Directive: All the entries need to be quoted exactly, apart from the pictures, which you should drop.

Dataset records

::::::::::

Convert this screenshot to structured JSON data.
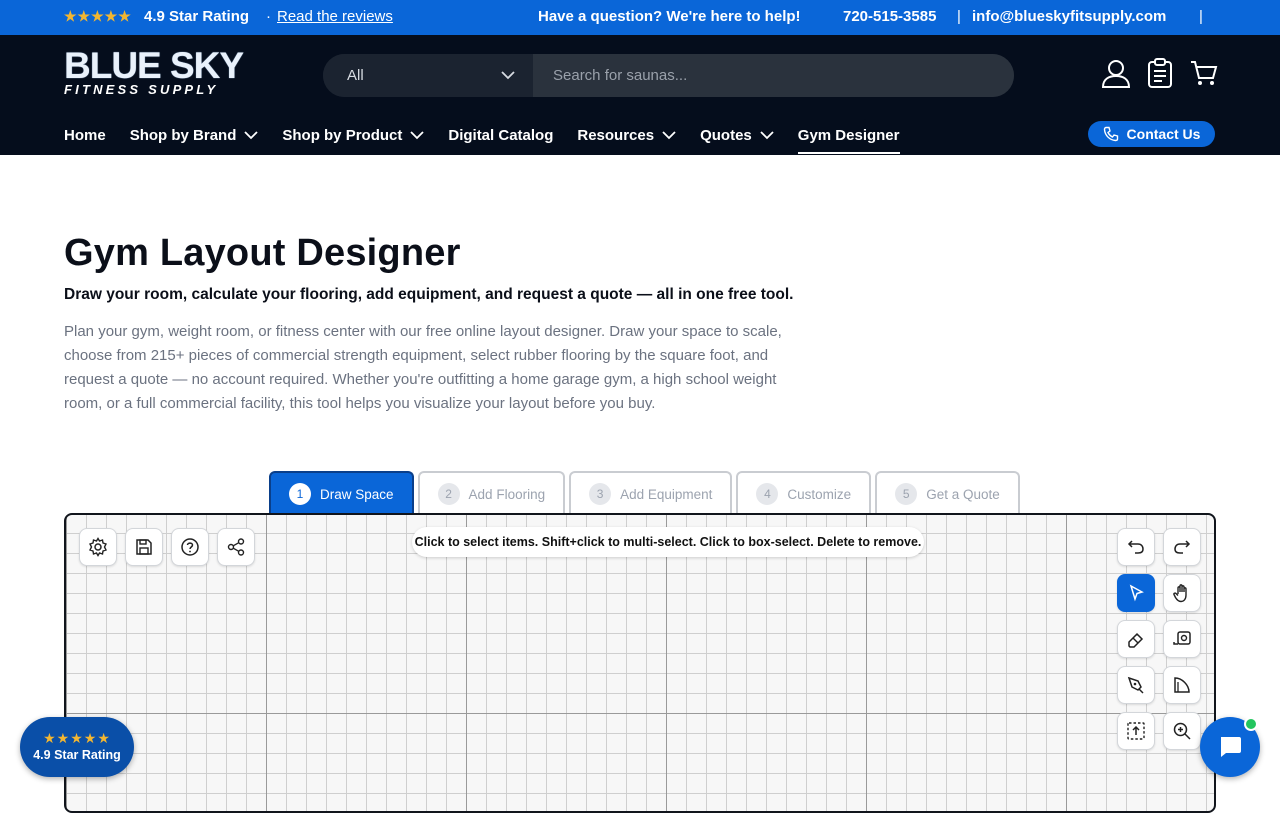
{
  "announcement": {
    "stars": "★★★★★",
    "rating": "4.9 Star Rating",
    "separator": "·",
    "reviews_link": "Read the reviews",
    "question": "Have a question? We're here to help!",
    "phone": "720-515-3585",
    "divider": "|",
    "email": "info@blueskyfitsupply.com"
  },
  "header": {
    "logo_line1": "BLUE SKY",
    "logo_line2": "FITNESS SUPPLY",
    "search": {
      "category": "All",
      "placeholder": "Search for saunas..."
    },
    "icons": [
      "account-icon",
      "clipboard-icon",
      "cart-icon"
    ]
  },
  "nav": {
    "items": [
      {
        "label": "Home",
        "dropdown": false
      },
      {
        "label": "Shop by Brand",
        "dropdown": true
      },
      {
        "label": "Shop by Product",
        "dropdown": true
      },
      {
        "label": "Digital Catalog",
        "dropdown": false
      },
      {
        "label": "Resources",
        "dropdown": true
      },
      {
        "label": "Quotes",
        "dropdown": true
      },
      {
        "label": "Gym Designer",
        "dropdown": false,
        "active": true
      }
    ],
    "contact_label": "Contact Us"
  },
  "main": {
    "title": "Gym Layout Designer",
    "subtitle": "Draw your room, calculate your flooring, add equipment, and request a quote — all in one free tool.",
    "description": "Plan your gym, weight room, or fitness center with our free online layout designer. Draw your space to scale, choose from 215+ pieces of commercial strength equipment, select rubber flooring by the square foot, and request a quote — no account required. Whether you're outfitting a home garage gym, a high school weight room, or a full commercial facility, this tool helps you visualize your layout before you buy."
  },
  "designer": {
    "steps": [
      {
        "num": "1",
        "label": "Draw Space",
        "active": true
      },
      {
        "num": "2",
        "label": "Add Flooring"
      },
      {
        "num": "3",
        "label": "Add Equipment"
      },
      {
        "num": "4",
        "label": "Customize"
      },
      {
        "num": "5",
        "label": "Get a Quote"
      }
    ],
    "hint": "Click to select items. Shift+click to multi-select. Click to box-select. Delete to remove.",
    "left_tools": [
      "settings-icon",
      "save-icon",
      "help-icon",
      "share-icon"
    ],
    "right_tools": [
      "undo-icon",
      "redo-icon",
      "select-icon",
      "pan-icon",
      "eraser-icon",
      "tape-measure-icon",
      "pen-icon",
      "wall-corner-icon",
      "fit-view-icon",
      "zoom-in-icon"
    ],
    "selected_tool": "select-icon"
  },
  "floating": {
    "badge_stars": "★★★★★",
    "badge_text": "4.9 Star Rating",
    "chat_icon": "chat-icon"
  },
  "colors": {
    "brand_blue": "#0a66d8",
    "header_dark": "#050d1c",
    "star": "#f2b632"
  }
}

::::::::::

Problem solution:
Convert this screenshot to structured JSON data.
{
  "announcement": {
    "stars": "★★★★★",
    "rating": "4.9 Star Rating",
    "separator": "·",
    "reviews_link": "Read the reviews",
    "question": "Have a question? We're here to help!",
    "phone": "720-515-3585",
    "divider": "|",
    "email": "info@blueskyfitsupply.com"
  },
  "header": {
    "logo_line1": "BLUE SKY",
    "logo_line2": "FITNESS SUPPLY",
    "search": {
      "category": "All",
      "placeholder": "Search for saunas..."
    },
    "icons": [
      "account-icon",
      "clipboard-icon",
      "cart-icon"
    ]
  },
  "nav": {
    "items": [
      {
        "label": "Home",
        "dropdown": false
      },
      {
        "label": "Shop by Brand",
        "dropdown": true
      },
      {
        "label": "Shop by Product",
        "dropdown": true
      },
      {
        "label": "Digital Catalog",
        "dropdown": false
      },
      {
        "label": "Resources",
        "dropdown": true
      },
      {
        "label": "Quotes",
        "dropdown": true
      },
      {
        "label": "Gym Designer",
        "dropdown": false,
        "active": true
      }
    ],
    "contact_label": "Contact Us"
  },
  "main": {
    "title": "Gym Layout Designer",
    "subtitle": "Draw your room, calculate your flooring, add equipment, and request a quote — all in one free tool.",
    "description": "Plan your gym, weight room, or fitness center with our free online layout designer. Draw your space to scale, choose from 215+ pieces of commercial strength equipment, select rubber flooring by the square foot, and request a quote — no account required. Whether you're outfitting a home garage gym, a high school weight room, or a full commercial facility, this tool helps you visualize your layout before you buy."
  },
  "designer": {
    "steps": [
      {
        "num": "1",
        "label": "Draw Space",
        "active": true
      },
      {
        "num": "2",
        "label": "Add Flooring"
      },
      {
        "num": "3",
        "label": "Add Equipment"
      },
      {
        "num": "4",
        "label": "Customize"
      },
      {
        "num": "5",
        "label": "Get a Quote"
      }
    ],
    "hint": "Click to select items. Shift+click to multi-select. Click to box-select. Delete to remove.",
    "left_tools": [
      "settings-icon",
      "save-icon",
      "help-icon",
      "share-icon"
    ],
    "right_tools": [
      "undo-icon",
      "redo-icon",
      "select-icon",
      "pan-icon",
      "eraser-icon",
      "tape-measure-icon",
      "pen-icon",
      "wall-corner-icon",
      "fit-view-icon",
      "zoom-in-icon"
    ],
    "selected_tool": "select-icon"
  },
  "floating": {
    "badge_stars": "★★★★★",
    "badge_text": "4.9 Star Rating",
    "chat_icon": "chat-icon"
  },
  "colors": {
    "brand_blue": "#0a66d8",
    "header_dark": "#050d1c",
    "star": "#f2b632"
  }
}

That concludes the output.